### Reading passage
▬▬▬

AD-0004 — TOML via taplo
Context
FR-1.5 requires canonical TOML formatting that preserves comments and
inline-table style, without reordering keys or table entries (FR-3.4) or
changing the data model (FR-6.2). Unparseable input must be left unchanged and
reported (FR-6.3). This is the second per-format structured pass and reuses the
fallible format API and hygiene composition established for JSON (AD-0003).
Options
taplo (chosen). The canonical TOML formatter (the engine behind the “Even
Better TOML” tooling), used as a library. It canonicalizes spacing and
indentation, preserves comments, and exposes per-option control over reordering
and inline-table expansion. It is pure Rust; the formatter lives in taplo’s core
crate (only the serde default feature — no LSP or schema machinery).
toml_edit (cargo’s format-preserving CST). Preserves comments, inline
tables, and order, but preserves the author’s existing formatting rather than
canonicalizing it. Producing a canonical style would require prim to write its
own normalization rules over the CST. Rejected: more code, weaker
canonicalization, when taplo already canonicalizes.
Hand-rolled parser + printer. Rejected on minimum-code grounds; the TOML grammar plus comment and inline-table fidelity are easy to get subtly wrong.
Decision: taplo as a library, in a prim-fmt toml module
taplo = "0.14" is added to prim-fmt. The integration lives in a toml
module (mirroring json; not a separate crate). prim_fmt::format dispatches
FileKind::Toml to it.

▬▬▬

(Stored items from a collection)
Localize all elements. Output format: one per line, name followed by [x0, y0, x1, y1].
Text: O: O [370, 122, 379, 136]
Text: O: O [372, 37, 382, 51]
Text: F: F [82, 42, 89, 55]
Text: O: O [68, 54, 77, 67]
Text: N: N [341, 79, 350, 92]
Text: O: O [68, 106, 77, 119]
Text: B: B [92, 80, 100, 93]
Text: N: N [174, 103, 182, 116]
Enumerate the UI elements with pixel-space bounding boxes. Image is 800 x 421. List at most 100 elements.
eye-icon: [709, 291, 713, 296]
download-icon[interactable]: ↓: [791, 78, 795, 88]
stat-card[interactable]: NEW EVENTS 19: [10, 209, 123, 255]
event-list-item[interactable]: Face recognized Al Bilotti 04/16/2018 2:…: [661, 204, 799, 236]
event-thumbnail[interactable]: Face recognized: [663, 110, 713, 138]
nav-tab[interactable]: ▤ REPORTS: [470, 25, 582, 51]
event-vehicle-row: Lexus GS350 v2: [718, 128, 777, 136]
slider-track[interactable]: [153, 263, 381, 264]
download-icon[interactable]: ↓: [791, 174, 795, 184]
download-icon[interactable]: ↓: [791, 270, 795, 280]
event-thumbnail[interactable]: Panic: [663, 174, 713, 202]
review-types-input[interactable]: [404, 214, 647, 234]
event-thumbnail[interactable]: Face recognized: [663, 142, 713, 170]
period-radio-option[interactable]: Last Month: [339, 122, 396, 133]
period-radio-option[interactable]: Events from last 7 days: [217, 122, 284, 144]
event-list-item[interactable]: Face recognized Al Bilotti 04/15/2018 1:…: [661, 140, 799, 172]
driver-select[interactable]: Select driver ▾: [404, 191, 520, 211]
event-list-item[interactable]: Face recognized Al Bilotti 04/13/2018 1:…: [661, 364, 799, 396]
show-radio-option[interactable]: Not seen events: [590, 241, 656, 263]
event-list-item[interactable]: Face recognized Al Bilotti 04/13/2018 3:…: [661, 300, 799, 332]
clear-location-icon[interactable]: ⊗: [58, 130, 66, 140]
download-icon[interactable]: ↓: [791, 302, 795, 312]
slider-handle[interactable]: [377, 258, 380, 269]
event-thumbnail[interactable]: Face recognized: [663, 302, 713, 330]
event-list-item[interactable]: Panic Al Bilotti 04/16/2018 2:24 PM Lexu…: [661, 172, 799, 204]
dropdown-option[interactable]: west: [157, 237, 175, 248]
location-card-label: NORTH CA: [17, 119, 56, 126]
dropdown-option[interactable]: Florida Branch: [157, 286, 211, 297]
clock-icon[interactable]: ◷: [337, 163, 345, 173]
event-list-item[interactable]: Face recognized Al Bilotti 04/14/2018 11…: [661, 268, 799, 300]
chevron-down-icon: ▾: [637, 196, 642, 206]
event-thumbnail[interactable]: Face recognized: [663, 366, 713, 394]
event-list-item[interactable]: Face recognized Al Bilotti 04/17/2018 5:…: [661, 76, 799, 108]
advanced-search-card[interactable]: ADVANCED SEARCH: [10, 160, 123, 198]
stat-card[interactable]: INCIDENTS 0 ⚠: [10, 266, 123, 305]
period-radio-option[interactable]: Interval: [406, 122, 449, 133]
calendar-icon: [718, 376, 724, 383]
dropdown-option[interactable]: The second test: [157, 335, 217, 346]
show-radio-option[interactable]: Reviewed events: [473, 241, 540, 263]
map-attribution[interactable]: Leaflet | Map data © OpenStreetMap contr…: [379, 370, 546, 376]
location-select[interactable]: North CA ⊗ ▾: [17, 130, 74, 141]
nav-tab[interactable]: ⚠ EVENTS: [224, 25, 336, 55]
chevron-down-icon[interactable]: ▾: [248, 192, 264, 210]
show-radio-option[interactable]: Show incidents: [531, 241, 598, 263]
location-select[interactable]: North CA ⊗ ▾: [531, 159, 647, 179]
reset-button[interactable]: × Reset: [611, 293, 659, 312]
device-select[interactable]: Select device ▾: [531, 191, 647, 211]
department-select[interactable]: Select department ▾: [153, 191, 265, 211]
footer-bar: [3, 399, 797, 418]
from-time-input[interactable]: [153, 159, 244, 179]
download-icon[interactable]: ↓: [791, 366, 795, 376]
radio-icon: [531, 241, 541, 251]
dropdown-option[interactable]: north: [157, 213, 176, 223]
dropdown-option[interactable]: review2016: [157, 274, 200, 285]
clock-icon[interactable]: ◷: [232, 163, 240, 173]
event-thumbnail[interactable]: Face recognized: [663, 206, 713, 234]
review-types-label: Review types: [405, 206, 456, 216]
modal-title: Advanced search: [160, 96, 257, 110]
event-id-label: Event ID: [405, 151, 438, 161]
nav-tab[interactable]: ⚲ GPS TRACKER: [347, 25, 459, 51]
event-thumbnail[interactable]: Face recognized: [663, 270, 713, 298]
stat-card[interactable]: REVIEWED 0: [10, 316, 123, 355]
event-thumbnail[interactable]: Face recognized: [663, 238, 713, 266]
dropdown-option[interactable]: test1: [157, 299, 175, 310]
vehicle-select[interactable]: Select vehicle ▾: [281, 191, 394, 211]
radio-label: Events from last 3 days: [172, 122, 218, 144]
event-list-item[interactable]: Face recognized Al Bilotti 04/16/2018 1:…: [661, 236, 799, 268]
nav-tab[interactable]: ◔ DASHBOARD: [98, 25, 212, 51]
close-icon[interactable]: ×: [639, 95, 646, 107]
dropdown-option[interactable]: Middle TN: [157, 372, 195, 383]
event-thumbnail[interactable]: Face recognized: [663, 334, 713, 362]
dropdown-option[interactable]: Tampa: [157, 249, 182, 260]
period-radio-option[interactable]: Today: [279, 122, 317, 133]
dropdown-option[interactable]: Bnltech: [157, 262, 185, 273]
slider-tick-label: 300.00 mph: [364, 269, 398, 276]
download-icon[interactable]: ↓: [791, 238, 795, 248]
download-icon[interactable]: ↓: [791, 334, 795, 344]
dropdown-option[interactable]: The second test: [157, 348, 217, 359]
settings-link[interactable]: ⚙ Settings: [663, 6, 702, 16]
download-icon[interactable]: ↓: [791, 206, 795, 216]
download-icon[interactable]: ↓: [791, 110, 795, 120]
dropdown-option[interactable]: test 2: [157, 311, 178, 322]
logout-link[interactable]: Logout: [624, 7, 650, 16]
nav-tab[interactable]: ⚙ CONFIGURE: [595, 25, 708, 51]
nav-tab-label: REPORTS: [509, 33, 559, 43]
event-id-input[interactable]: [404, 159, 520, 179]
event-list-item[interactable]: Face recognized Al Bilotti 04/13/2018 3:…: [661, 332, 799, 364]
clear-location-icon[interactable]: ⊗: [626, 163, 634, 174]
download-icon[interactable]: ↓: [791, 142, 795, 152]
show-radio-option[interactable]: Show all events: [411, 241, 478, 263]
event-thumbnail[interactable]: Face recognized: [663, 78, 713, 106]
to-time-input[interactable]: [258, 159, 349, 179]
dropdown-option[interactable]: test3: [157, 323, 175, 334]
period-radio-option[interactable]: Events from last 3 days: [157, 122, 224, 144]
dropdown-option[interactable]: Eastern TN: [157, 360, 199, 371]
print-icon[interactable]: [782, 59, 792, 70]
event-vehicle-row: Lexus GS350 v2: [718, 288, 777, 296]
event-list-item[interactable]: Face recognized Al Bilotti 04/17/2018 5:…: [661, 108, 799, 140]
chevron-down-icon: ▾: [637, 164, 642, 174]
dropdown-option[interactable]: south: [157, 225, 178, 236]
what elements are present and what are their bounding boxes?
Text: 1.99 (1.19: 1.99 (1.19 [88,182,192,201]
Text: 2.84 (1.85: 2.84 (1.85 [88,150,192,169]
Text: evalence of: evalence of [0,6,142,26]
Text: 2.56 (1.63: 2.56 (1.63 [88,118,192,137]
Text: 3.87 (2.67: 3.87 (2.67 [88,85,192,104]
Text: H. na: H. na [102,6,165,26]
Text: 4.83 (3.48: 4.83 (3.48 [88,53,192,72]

▬▬▬

### Assigned task
Proceed with the design note on formatting TOML with taplo, picking up after its final sentence. The lines here have no connection to the text.

### Answer to this exercise
Parse-error detection. taplo’s formatter is lenient — “invalid parts are
skipped” — which would silently mangle malformed input. toml::format therefore
calls taplo::parser::parse(source) first and returns FormatError::Parse when
parsed.errors is non-empty; only a clean parse is formatted (via
format_syntax(parsed.into_syntax(), options)). The CLI handling is identical
to JSON (explicit → exit 2, discovered → warning, stdin → echo original + exit
2).
Options mapping from Style. indent_string from Style::indent
(Spaces(n) → n spaces, Tab → a tab); column_width from max_line_length
(default 80); inline_table_expand = false to preserve inline-table style
(FR-1.5 — taplo defaults this to true); reorder_keys/reorder_arrays/
reorder_inline_tables = false (FR-3.4). taplo’s crlf and trailing_newline
are left at their defaults; the existing hygiene pass owns end-of-line and
final-newline normalization, keeping one source of truth for Style’s
whitespace semantics across all formats. Options is built with struct-update
syntax (..Options::default()) to keep clippy’s field_reassign_with_default
satisfied.
Array layout. taplo’s array_auto_expand / array_auto_collapse defaults
are kept: arrays are reflowed to fit column_width. This changes array layout
but never data or order, so it is within “format TOML to a canonical style”.
Consequences
taplo (and its transitive rowan, logos, serde, etc.) become prim-fmt
dependencies — all pure Rust, no FFI, preserving the single-static-binary model.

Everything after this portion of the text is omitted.